**INPUT RECORDS**
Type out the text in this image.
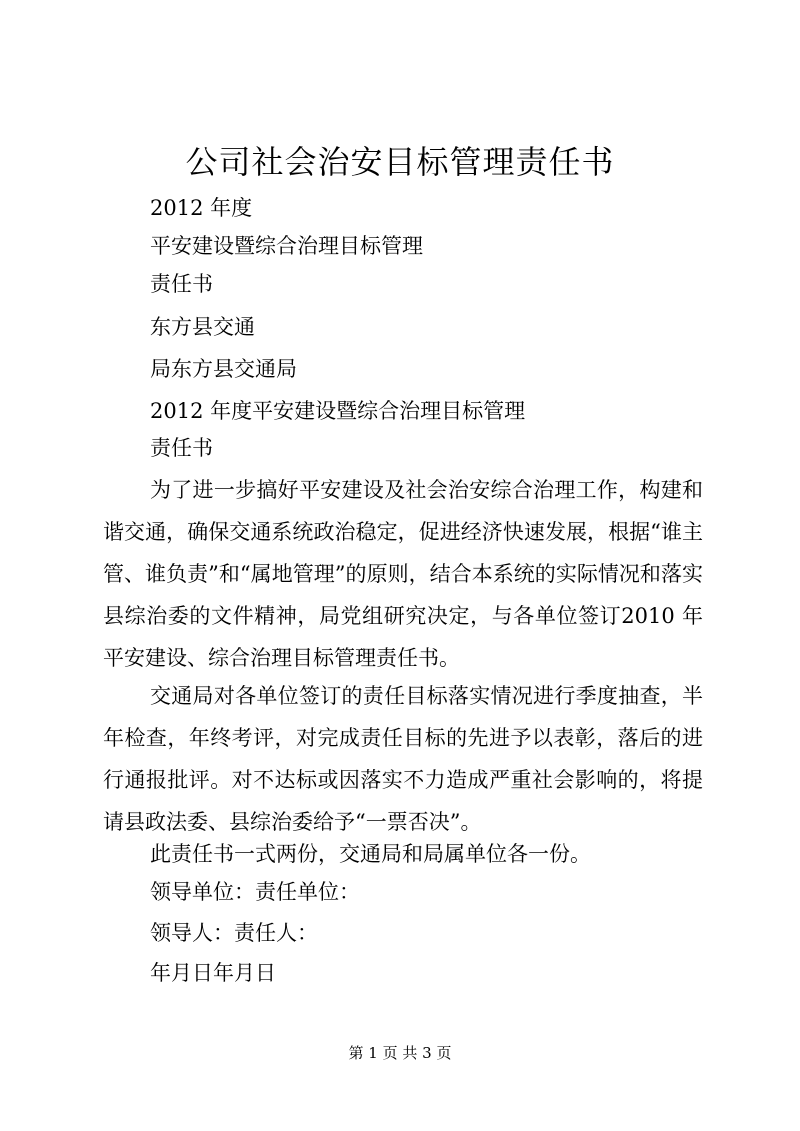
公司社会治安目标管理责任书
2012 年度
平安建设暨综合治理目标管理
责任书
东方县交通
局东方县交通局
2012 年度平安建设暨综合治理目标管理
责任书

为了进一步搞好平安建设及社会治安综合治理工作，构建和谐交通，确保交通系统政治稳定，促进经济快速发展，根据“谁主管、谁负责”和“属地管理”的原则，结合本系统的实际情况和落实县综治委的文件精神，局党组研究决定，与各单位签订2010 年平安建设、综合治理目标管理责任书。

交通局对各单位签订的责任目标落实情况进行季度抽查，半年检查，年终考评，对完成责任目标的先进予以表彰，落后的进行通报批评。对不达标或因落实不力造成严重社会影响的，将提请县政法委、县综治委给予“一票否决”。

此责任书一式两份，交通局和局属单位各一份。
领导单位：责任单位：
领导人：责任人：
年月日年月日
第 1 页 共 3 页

**TO DO**
Copy out all the data without changing anything, and drop the pictures.

**FINAL ANSWER**
Type out the text in this image.
公司社会治安目标管理责任书
2012 年度
平安建设暨综合治理目标管理
责任书
东方县交通
局东方县交通局
2012 年度平安建设暨综合治理目标管理
责任书

为了进一步搞好平安建设及社会治安综合治理工作，构建和谐交通，确保交通系统政治稳定，促进经济快速发展，根据“谁主管、谁负责”和“属地管理”的原则，结合本系统的实际情况和落实县综治委的文件精神，局党组研究决定，与各单位签订2010 年平安建设、综合治理目标管理责任书。

交通局对各单位签订的责任目标落实情况进行季度抽查，半年检查，年终考评，对完成责任目标的先进予以表彰，落后的进行通报批评。对不达标或因落实不力造成严重社会影响的，将提请县政法委、县综治委给予“一票否决”。

此责任书一式两份，交通局和局属单位各一份。
领导单位：责任单位：
领导人：责任人：
年月日年月日
第 1 页 共 3 页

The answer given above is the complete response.